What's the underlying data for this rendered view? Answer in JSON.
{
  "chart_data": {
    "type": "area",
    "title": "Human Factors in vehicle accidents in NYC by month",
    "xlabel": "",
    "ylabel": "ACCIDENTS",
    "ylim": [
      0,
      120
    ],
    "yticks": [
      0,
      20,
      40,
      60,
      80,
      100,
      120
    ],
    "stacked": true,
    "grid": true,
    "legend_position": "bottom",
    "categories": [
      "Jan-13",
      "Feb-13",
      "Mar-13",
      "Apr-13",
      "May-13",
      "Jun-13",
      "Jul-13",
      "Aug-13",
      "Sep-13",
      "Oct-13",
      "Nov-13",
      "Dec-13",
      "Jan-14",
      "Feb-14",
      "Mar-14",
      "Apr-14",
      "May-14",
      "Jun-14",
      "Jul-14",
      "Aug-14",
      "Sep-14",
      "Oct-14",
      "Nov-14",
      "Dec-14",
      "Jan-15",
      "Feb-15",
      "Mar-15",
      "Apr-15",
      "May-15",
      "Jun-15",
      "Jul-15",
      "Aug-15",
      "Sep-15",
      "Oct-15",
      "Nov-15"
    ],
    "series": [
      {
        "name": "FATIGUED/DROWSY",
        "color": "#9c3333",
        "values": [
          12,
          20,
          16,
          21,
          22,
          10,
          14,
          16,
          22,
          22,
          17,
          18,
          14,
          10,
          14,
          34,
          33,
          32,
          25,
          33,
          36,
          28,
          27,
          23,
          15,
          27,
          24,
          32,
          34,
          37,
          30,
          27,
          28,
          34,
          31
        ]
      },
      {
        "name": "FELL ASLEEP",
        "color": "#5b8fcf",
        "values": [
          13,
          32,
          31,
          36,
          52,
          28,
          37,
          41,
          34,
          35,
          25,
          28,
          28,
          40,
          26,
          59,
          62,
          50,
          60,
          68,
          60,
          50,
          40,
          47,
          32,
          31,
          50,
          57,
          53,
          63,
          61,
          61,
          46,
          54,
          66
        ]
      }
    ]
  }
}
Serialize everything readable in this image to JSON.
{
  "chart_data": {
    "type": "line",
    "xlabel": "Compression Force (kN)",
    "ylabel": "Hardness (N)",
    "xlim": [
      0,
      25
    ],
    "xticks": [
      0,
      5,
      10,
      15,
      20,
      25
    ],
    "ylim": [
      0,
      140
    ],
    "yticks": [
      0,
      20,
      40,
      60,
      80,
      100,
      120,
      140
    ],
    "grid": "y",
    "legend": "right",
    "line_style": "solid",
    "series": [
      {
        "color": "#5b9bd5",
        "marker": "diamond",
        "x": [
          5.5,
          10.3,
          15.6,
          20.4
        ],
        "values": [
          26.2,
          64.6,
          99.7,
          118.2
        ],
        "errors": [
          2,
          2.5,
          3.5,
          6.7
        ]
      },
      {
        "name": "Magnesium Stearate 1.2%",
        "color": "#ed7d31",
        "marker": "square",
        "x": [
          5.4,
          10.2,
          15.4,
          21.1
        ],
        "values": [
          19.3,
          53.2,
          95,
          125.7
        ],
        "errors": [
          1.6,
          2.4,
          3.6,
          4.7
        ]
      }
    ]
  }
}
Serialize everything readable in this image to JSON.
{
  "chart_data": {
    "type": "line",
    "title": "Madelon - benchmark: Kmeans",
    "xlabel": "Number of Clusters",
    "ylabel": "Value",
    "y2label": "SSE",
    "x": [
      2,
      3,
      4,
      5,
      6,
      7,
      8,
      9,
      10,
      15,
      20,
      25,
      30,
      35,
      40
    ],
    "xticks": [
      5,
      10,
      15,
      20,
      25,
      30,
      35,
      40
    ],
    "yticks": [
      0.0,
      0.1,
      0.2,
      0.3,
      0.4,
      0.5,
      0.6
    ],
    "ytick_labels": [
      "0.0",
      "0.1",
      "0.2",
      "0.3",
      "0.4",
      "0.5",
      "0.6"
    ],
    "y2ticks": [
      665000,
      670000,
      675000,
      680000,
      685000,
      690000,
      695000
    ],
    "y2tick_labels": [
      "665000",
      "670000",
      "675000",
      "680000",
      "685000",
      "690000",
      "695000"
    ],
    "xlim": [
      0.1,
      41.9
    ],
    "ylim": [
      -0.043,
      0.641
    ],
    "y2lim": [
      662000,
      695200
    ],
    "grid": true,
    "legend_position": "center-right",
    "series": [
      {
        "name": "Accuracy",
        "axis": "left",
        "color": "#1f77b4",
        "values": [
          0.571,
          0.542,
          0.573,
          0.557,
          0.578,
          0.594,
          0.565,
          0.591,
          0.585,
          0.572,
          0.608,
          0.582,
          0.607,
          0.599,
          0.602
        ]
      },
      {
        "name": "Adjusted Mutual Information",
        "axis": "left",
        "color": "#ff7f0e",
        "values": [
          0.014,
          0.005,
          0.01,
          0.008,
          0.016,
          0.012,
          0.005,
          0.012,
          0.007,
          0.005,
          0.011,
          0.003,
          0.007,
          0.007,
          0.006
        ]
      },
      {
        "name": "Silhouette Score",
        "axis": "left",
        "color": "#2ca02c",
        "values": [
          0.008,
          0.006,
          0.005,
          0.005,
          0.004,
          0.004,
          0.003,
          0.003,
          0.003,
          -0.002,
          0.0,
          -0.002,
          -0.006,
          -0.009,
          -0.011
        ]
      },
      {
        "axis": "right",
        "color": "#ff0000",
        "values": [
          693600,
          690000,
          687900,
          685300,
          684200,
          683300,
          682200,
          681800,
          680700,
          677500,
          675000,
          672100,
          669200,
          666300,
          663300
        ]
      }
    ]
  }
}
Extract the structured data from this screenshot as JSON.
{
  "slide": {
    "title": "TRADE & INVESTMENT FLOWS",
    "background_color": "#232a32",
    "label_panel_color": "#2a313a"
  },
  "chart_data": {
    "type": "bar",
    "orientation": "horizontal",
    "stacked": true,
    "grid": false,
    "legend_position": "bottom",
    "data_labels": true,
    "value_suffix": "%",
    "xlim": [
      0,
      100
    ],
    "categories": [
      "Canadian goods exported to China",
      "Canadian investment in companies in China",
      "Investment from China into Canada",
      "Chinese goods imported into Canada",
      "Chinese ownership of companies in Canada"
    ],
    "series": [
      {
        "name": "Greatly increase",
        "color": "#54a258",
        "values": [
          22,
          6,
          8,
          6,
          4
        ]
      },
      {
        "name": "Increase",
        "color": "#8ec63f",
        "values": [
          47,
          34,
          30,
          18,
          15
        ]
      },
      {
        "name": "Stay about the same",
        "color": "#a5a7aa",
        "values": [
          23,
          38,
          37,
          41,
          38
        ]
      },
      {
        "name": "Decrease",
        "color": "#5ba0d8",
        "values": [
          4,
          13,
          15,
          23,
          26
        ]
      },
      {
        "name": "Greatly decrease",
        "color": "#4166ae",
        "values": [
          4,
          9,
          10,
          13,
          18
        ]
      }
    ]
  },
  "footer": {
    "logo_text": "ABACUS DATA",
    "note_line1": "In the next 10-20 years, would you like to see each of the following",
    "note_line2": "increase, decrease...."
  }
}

※

■ **PROMPT**
In how many lines of the data does the string "Greatly" appear? Give only the number.

■ **ANSWER TO THE TASK**
2